Can you find the lines of the listing that include "command" and copy every one?
* * * * * * * * *
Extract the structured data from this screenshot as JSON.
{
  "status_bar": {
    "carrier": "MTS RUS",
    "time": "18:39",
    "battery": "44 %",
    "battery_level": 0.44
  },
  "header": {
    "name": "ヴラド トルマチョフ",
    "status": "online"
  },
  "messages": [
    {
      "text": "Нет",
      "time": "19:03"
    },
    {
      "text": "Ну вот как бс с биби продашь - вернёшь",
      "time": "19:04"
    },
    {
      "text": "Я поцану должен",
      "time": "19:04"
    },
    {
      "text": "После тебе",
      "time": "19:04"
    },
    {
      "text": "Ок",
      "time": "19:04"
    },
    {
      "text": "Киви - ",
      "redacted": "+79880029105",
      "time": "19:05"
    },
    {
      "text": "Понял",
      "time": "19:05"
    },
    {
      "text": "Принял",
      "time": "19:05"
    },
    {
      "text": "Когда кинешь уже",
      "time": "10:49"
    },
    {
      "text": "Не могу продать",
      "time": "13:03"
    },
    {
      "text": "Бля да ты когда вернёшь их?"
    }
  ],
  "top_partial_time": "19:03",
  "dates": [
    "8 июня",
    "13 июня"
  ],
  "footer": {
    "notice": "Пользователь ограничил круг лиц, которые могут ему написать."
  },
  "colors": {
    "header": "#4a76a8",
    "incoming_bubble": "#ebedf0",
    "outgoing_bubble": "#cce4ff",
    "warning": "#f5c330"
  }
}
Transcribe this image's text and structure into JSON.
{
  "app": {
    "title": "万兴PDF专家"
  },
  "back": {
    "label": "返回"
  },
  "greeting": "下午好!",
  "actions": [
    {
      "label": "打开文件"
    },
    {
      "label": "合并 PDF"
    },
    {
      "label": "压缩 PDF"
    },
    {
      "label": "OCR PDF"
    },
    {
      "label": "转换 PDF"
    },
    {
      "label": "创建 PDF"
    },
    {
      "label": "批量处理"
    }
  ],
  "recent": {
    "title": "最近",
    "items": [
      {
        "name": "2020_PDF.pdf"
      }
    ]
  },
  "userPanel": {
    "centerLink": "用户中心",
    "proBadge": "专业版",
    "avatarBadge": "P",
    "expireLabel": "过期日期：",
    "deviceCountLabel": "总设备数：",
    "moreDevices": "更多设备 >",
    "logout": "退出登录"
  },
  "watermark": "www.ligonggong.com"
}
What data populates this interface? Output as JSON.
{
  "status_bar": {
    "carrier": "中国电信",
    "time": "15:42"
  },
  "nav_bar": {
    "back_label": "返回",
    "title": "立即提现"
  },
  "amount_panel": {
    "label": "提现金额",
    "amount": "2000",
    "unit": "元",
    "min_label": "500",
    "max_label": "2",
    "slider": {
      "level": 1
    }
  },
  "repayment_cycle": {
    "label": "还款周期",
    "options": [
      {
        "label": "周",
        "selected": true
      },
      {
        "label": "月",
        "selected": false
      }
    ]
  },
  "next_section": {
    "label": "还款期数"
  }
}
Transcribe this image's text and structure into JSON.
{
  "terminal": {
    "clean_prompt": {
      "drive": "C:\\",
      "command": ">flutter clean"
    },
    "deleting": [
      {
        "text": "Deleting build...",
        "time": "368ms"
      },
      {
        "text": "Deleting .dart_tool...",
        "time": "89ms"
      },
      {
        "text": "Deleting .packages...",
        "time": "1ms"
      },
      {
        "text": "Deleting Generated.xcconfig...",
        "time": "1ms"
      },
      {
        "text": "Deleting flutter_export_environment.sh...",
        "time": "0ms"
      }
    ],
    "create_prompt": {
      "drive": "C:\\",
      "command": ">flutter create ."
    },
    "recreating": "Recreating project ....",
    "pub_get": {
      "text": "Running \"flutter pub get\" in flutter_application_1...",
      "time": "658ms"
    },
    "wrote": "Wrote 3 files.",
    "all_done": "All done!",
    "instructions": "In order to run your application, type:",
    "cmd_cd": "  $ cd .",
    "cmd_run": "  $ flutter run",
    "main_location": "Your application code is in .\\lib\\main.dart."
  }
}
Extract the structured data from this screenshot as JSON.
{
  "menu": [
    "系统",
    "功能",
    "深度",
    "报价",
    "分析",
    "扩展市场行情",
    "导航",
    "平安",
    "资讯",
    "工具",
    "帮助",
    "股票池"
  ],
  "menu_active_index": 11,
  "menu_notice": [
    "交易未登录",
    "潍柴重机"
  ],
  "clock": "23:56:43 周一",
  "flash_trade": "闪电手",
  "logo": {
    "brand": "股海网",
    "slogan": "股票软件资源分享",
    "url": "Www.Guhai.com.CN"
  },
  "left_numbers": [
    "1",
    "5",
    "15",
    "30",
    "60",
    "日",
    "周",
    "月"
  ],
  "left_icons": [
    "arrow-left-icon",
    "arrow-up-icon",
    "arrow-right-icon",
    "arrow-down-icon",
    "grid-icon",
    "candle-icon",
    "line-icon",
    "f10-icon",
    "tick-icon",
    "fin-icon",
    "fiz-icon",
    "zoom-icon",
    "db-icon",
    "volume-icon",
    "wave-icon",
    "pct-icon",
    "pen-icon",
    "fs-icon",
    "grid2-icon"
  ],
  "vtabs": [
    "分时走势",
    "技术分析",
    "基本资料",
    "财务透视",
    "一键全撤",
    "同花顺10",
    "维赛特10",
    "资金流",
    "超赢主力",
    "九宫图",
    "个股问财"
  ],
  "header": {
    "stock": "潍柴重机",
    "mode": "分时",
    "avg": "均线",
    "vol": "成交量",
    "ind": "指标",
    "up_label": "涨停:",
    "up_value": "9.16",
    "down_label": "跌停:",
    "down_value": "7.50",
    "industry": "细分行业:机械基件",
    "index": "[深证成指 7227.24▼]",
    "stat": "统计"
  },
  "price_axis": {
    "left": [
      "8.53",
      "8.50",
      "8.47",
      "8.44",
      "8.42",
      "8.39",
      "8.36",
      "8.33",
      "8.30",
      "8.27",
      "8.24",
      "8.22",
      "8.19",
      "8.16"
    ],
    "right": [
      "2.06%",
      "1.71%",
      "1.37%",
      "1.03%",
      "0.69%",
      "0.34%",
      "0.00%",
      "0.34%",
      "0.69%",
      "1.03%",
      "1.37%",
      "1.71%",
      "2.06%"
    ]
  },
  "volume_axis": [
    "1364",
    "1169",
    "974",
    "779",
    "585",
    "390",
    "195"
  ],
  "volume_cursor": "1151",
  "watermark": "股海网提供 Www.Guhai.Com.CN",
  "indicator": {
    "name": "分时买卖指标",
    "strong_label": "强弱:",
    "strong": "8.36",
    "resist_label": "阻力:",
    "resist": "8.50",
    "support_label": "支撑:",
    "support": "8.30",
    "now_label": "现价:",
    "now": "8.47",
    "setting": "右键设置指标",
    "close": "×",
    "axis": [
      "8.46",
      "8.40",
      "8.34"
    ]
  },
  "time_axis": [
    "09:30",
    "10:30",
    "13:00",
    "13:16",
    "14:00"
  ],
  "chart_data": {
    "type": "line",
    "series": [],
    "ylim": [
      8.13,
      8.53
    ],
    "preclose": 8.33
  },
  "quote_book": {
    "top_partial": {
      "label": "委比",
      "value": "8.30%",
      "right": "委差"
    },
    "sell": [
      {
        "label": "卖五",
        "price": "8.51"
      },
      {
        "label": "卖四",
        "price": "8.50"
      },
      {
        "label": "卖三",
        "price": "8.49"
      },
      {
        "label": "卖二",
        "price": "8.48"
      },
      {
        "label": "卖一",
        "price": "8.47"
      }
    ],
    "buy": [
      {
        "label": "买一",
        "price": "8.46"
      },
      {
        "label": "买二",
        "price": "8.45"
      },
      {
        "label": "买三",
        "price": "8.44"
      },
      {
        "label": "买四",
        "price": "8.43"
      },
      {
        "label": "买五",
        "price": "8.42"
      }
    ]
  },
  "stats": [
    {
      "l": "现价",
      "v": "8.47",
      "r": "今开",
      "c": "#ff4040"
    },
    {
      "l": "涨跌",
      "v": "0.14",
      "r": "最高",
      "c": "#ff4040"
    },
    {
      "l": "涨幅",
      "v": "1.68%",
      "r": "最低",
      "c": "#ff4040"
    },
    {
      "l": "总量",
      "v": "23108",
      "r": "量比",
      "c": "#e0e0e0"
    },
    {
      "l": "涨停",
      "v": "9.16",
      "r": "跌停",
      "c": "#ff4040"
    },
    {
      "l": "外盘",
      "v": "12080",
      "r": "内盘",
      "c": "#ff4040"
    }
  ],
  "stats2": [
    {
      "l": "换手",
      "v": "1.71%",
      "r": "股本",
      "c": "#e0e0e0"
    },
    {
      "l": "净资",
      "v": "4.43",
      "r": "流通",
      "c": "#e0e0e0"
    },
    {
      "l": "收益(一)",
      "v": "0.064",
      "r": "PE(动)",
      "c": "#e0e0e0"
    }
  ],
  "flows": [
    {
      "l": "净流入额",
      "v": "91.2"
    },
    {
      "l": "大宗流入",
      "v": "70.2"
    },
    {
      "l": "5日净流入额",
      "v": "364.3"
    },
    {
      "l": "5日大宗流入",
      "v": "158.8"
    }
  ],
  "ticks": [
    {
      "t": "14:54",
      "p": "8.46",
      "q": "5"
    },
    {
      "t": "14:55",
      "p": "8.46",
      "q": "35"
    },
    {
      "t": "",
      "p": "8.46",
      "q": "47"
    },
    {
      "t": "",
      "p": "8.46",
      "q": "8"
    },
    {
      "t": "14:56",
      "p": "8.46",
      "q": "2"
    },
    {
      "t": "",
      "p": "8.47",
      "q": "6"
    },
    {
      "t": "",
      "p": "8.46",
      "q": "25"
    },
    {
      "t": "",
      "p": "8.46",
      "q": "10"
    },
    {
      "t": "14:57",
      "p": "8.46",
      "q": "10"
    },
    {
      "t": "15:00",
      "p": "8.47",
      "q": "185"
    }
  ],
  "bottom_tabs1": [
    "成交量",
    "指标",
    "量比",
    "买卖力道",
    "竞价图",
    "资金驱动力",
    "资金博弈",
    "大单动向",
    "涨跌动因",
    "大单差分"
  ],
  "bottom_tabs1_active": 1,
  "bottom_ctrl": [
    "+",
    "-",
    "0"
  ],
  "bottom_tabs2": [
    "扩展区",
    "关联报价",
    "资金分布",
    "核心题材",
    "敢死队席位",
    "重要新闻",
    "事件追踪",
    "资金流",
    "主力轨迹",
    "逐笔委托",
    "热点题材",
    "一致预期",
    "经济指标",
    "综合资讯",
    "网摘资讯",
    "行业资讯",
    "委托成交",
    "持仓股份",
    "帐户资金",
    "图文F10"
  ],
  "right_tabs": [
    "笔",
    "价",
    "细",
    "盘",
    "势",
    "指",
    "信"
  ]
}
* * * * * * * * *
Answer to this exercise ::
      "command": ">flutter clean"
      "command": ">flutter create ."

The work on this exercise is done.